[Start RECORDS FOR THE TASK]

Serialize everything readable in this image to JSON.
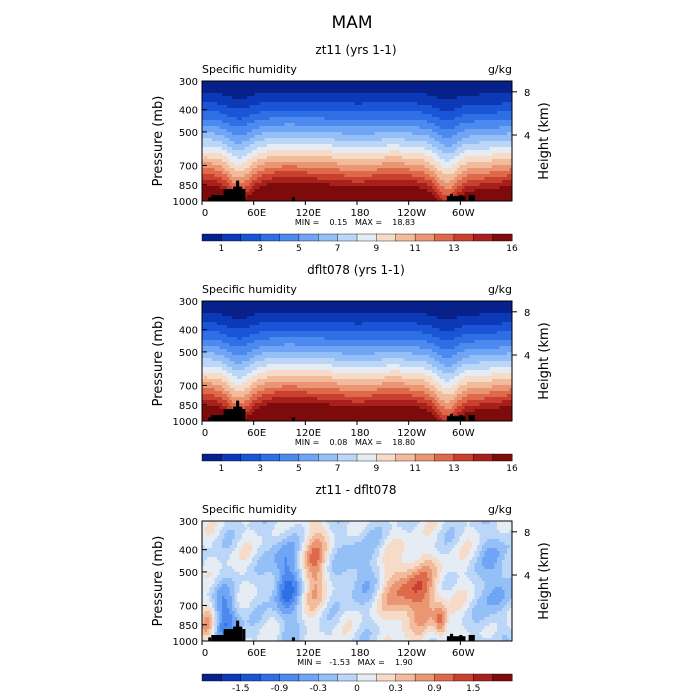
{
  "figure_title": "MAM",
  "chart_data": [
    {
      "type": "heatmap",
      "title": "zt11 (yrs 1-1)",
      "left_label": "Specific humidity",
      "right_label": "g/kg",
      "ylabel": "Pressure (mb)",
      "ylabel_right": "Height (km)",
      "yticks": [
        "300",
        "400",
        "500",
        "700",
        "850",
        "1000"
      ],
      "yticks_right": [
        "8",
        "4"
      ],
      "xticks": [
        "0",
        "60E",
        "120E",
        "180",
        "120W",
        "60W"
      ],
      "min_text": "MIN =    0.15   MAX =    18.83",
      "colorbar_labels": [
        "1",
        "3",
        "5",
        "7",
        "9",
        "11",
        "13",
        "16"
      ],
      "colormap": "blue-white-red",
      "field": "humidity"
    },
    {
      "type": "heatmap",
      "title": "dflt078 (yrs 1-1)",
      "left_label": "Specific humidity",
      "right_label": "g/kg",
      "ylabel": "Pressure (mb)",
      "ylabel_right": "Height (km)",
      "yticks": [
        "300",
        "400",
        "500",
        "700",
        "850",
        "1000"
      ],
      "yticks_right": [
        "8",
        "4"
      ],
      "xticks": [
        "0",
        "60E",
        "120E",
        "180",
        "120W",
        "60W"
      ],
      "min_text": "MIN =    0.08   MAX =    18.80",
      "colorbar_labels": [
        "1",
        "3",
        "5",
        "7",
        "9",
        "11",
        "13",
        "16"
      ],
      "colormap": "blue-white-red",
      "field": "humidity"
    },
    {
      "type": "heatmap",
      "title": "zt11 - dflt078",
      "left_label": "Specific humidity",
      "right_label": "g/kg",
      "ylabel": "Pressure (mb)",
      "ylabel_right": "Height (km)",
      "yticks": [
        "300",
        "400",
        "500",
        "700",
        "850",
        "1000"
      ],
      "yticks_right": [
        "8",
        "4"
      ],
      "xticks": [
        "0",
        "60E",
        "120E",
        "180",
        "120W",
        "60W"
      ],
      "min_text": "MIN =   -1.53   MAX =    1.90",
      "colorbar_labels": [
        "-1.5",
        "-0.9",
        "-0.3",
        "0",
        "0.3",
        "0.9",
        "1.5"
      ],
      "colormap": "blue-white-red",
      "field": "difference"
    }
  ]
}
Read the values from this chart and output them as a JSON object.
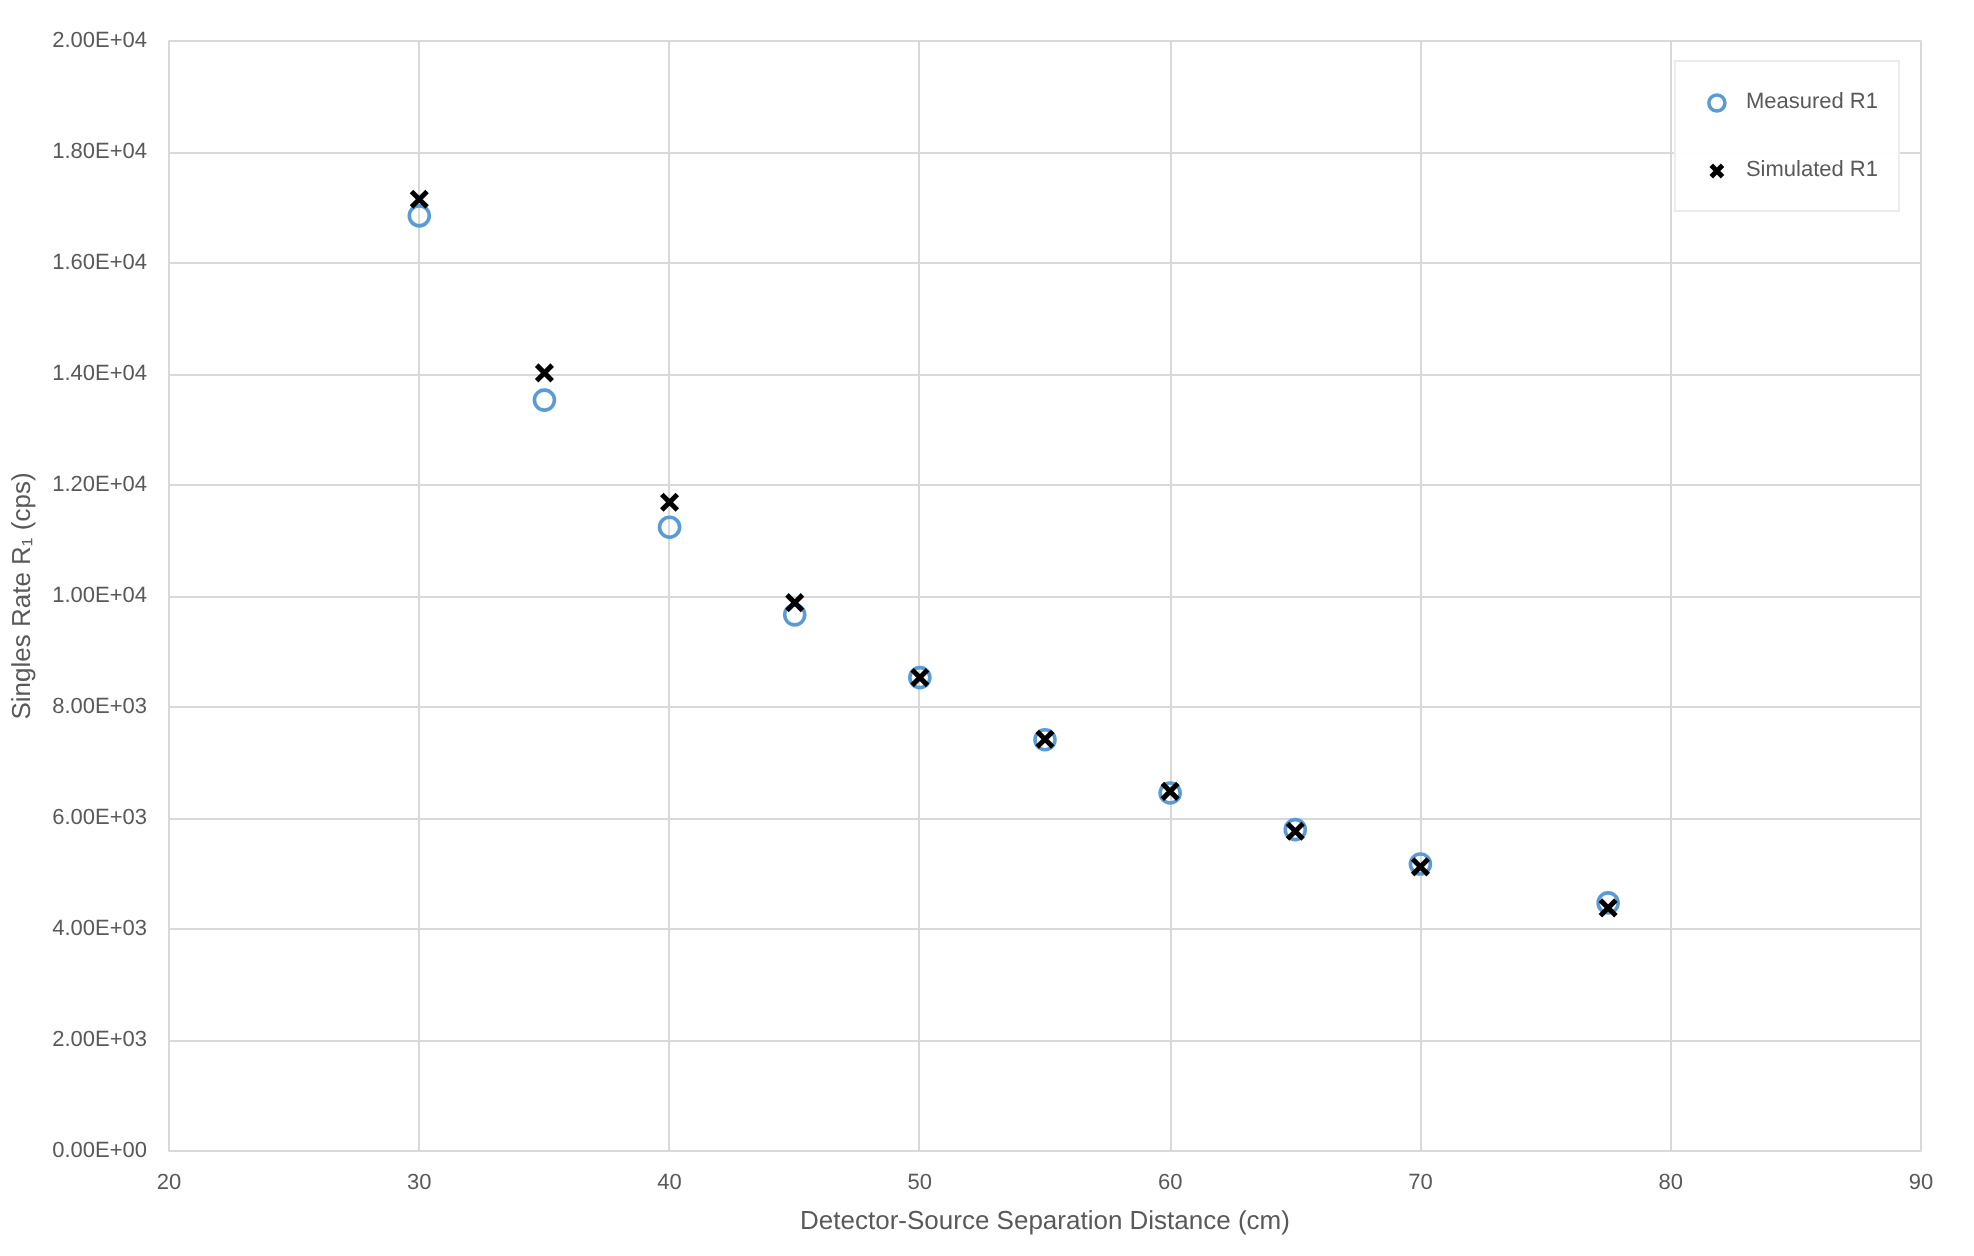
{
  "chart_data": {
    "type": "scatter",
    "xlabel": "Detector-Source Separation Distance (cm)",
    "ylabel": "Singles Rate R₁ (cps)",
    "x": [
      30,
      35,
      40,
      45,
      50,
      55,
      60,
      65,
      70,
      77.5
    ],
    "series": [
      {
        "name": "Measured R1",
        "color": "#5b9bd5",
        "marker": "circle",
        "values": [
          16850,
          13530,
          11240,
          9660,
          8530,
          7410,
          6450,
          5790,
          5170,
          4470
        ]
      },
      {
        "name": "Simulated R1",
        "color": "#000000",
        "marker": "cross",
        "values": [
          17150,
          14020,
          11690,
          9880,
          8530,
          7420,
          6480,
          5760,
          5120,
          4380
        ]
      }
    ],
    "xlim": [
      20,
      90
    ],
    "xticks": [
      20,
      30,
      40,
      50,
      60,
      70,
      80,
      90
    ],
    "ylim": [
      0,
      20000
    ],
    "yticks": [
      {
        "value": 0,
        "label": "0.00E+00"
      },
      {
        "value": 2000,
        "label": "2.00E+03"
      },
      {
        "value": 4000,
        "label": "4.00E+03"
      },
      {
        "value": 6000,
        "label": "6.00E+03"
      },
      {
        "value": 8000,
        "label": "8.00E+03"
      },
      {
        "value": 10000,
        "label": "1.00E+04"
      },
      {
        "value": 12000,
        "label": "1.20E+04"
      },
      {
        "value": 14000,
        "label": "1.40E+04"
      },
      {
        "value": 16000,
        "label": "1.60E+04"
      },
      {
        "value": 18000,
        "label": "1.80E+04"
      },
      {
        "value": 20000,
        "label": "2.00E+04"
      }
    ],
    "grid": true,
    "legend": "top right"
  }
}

[End RECORDS FOR THE TASK]

**EXERCISE DIRECTIONS**
Quote the records in full and exactly; skip any image.

**RESPONSE BELOW**
Serialize everything readable in this image to JSON.
{
  "figure_title": "MAM",
  "chart_data": [
    {
      "type": "heatmap",
      "title": "zt11 (yrs 1-1)",
      "left_label": "Specific humidity",
      "right_label": "g/kg",
      "ylabel": "Pressure (mb)",
      "ylabel_right": "Height (km)",
      "yticks": [
        "300",
        "400",
        "500",
        "700",
        "850",
        "1000"
      ],
      "yticks_right": [
        "8",
        "4"
      ],
      "xticks": [
        "0",
        "60E",
        "120E",
        "180",
        "120W",
        "60W"
      ],
      "min_text": "MIN =    0.15   MAX =    18.83",
      "colorbar_labels": [
        "1",
        "3",
        "5",
        "7",
        "9",
        "11",
        "13",
        "16"
      ],
      "colormap": "blue-white-red",
      "field": "humidity"
    },
    {
      "type": "heatmap",
      "title": "dflt078 (yrs 1-1)",
      "left_label": "Specific humidity",
      "right_label": "g/kg",
      "ylabel": "Pressure (mb)",
      "ylabel_right": "Height (km)",
      "yticks": [
        "300",
        "400",
        "500",
        "700",
        "850",
        "1000"
      ],
      "yticks_right": [
        "8",
        "4"
      ],
      "xticks": [
        "0",
        "60E",
        "120E",
        "180",
        "120W",
        "60W"
      ],
      "min_text": "MIN =    0.08   MAX =    18.80",
      "colorbar_labels": [
        "1",
        "3",
        "5",
        "7",
        "9",
        "11",
        "13",
        "16"
      ],
      "colormap": "blue-white-red",
      "field": "humidity"
    },
    {
      "type": "heatmap",
      "title": "zt11 - dflt078",
      "left_label": "Specific humidity",
      "right_label": "g/kg",
      "ylabel": "Pressure (mb)",
      "ylabel_right": "Height (km)",
      "yticks": [
        "300",
        "400",
        "500",
        "700",
        "850",
        "1000"
      ],
      "yticks_right": [
        "8",
        "4"
      ],
      "xticks": [
        "0",
        "60E",
        "120E",
        "180",
        "120W",
        "60W"
      ],
      "min_text": "MIN =   -1.53   MAX =    1.90",
      "colorbar_labels": [
        "-1.5",
        "-0.9",
        "-0.3",
        "0",
        "0.3",
        "0.9",
        "1.5"
      ],
      "colormap": "blue-white-red",
      "field": "difference"
    }
  ]
}
Read the values from this chart and output them as a JSON object.
{
  "chart_data": {
    "type": "scatter",
    "xlabel": "Detector-Source Separation Distance (cm)",
    "ylabel": "Singles Rate R₁ (cps)",
    "x": [
      30,
      35,
      40,
      45,
      50,
      55,
      60,
      65,
      70,
      77.5
    ],
    "series": [
      {
        "name": "Measured R1",
        "color": "#5b9bd5",
        "marker": "circle",
        "values": [
          16850,
          13530,
          11240,
          9660,
          8530,
          7410,
          6450,
          5790,
          5170,
          4470
        ]
      },
      {
        "name": "Simulated R1",
        "color": "#000000",
        "marker": "cross",
        "values": [
          17150,
          14020,
          11690,
          9880,
          8530,
          7420,
          6480,
          5760,
          5120,
          4380
        ]
      }
    ],
    "xlim": [
      20,
      90
    ],
    "xticks": [
      20,
      30,
      40,
      50,
      60,
      70,
      80,
      90
    ],
    "ylim": [
      0,
      20000
    ],
    "yticks": [
      {
        "value": 0,
        "label": "0.00E+00"
      },
      {
        "value": 2000,
        "label": "2.00E+03"
      },
      {
        "value": 4000,
        "label": "4.00E+03"
      },
      {
        "value": 6000,
        "label": "6.00E+03"
      },
      {
        "value": 8000,
        "label": "8.00E+03"
      },
      {
        "value": 10000,
        "label": "1.00E+04"
      },
      {
        "value": 12000,
        "label": "1.20E+04"
      },
      {
        "value": 14000,
        "label": "1.40E+04"
      },
      {
        "value": 16000,
        "label": "1.60E+04"
      },
      {
        "value": 18000,
        "label": "1.80E+04"
      },
      {
        "value": 20000,
        "label": "2.00E+04"
      }
    ],
    "grid": true,
    "legend": "top right"
  }
}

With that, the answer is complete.